What you have to do: Restate each of the lines given below, word for word.

Information supplied:
★ ★ ★

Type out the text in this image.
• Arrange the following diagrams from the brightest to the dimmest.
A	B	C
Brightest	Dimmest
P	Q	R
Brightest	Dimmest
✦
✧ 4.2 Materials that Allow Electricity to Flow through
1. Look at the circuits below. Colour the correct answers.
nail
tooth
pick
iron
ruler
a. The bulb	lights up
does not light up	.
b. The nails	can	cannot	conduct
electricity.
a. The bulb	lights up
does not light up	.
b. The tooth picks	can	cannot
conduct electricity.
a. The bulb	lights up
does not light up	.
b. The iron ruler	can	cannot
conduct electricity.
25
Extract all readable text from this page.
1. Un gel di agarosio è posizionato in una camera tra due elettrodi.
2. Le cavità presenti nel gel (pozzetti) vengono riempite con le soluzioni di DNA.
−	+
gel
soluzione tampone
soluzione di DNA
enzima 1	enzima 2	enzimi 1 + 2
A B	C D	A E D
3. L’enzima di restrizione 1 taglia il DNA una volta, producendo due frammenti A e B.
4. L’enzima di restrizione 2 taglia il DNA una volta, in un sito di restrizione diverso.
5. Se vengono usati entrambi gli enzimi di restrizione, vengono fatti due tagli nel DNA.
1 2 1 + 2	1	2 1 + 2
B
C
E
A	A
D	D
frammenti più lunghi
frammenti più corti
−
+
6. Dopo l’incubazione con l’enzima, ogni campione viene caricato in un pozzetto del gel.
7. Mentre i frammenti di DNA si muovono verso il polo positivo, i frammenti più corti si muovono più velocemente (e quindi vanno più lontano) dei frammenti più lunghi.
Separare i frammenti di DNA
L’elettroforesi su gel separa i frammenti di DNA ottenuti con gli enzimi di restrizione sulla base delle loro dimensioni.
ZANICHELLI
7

★ ★ ★

The answer:
Type out the text in this image.
• Arrange the following diagrams from the brightest to the dimmest.
A	B	C
Brightest	Dimmest
P	Q	R
Brightest	Dimmest
✦
✧ 4.2 Materials that Allow Electricity to Flow through
1. Look at the circuits below. Colour the correct answers.
nail
tooth
pick
iron
ruler
a. The bulb	lights up
does not light up	.
b. The nails	can	cannot	conduct
electricity.
a. The bulb	lights up
does not light up	.
b. The tooth picks	can	cannot
conduct electricity.
a. The bulb	lights up
does not light up	.
b. The iron ruler	can	cannot
conduct electricity.
25
Extract all readable text from this page.
1. Un gel di agarosio è posizionato in una camera tra due elettrodi.
2. Le cavità presenti nel gel (pozzetti) vengono riempite con le soluzioni di DNA.
−	+
gel
soluzione tampone
soluzione di DNA
enzima 1	enzima 2	enzimi 1 + 2
A B	C D	A E D
3. L’enzima di restrizione 1 taglia il DNA una volta, producendo due frammenti A e B.
4. L’enzima di restrizione 2 taglia il DNA una volta, in un sito di restrizione diverso.
5. Se vengono usati entrambi gli enzimi di restrizione, vengono fatti due tagli nel DNA.
1 2 1 + 2	1	2 1 + 2
B
C
E
A	A
D	D
frammenti più lunghi
frammenti più corti
−
+
6. Dopo l’incubazione con l’enzima, ogni campione viene caricato in un pozzetto del gel.
7. Mentre i frammenti di DNA si muovono verso il polo positivo, i frammenti più corti si muovono più velocemente (e quindi vanno più lontano) dei frammenti più lunghi.
Separare i frammenti di DNA
L’elettroforesi su gel separa i frammenti di DNA ottenuti con gli enzimi di restrizione sulla base delle loro dimensioni.
ZANICHELLI
7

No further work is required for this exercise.